◆ **What you will do**
In the listing below, every line with the word "pleural" needs to be copied.

◆ **Provided material**
• • • • • • •

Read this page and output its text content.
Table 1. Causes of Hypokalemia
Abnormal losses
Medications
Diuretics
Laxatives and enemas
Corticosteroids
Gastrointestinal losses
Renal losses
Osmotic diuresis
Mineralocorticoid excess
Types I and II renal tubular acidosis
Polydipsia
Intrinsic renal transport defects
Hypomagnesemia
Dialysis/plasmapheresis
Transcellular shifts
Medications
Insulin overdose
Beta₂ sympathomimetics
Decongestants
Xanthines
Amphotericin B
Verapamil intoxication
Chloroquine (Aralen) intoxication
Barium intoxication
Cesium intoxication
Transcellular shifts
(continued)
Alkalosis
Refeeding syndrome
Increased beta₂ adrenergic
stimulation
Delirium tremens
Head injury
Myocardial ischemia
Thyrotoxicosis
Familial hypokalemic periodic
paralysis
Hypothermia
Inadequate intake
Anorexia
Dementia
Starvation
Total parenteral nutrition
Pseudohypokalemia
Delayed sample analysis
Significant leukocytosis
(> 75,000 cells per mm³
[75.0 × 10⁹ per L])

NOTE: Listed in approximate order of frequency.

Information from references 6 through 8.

• • • • • • •

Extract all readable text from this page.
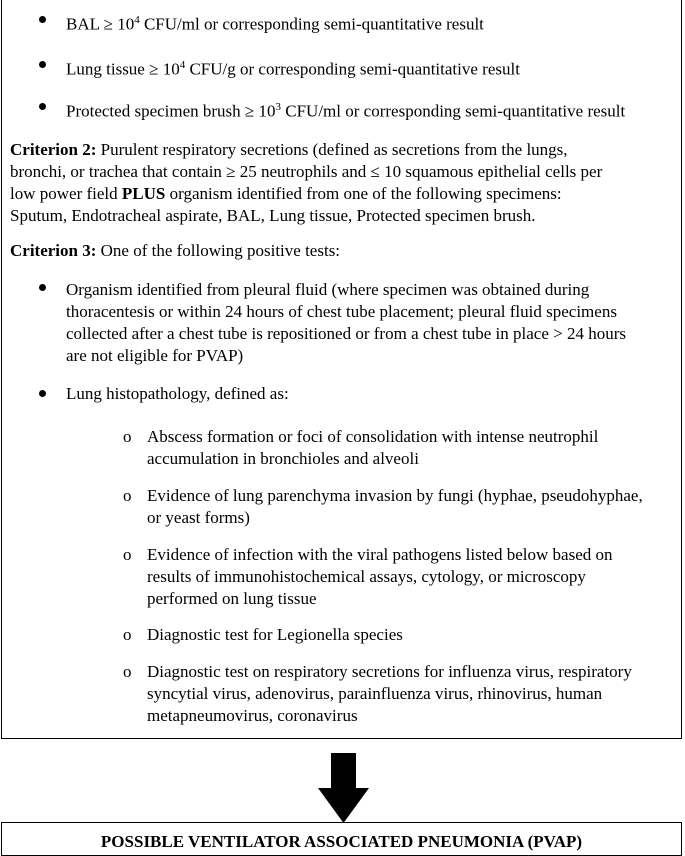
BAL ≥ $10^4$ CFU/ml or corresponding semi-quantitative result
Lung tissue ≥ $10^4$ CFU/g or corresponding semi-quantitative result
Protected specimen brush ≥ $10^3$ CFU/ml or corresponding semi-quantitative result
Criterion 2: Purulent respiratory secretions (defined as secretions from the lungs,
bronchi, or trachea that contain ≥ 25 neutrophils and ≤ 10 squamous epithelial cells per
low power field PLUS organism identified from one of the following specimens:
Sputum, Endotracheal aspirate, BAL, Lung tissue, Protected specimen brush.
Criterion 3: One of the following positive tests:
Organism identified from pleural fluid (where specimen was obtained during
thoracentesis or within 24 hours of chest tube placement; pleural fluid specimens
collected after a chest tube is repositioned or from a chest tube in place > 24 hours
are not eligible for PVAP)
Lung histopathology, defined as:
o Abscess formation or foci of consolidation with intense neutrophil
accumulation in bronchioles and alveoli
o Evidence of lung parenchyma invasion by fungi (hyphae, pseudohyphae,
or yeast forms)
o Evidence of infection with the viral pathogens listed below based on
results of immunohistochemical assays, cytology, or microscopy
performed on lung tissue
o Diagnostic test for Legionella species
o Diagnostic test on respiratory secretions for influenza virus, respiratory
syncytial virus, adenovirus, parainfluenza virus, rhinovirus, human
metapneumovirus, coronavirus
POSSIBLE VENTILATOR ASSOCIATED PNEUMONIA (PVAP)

• • • • • • •

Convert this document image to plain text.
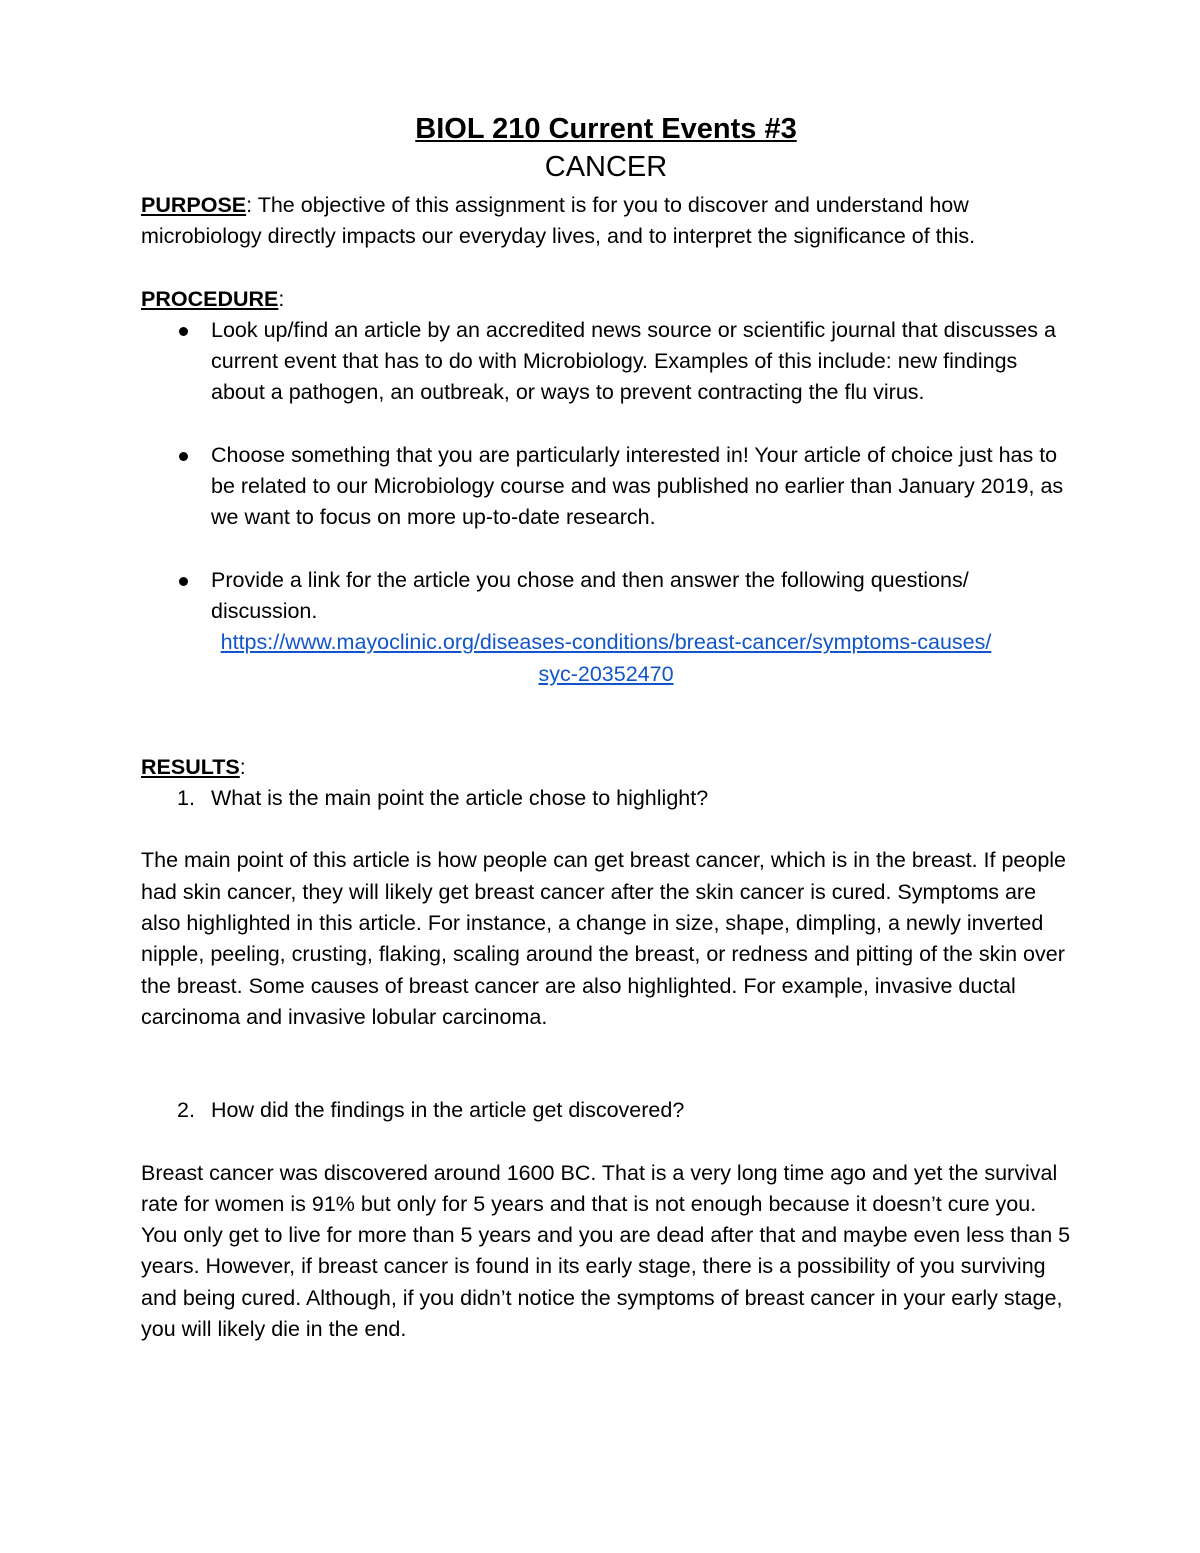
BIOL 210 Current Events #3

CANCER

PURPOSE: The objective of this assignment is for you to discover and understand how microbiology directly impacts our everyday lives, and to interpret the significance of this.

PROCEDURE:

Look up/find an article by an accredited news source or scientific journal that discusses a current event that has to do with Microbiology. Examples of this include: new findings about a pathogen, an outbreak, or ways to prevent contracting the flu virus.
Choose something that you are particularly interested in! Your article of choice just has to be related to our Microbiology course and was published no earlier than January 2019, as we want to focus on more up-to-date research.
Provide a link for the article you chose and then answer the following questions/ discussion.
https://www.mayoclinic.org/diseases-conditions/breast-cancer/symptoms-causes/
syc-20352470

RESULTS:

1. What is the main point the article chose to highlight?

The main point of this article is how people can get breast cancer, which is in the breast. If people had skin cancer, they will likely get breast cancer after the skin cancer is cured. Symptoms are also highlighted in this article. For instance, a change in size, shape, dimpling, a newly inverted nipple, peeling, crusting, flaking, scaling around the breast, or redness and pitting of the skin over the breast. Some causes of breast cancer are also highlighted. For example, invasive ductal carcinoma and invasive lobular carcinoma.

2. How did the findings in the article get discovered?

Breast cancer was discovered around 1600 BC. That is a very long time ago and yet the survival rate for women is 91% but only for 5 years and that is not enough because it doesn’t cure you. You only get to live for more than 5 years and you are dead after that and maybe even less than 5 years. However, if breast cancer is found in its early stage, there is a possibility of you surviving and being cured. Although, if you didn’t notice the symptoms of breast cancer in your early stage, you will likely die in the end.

• • • • • • •

◆ **Worked solution**
Organism identified from pleural fluid (where specimen was obtained during
thoracentesis or within 24 hours of chest tube placement; pleural fluid specimens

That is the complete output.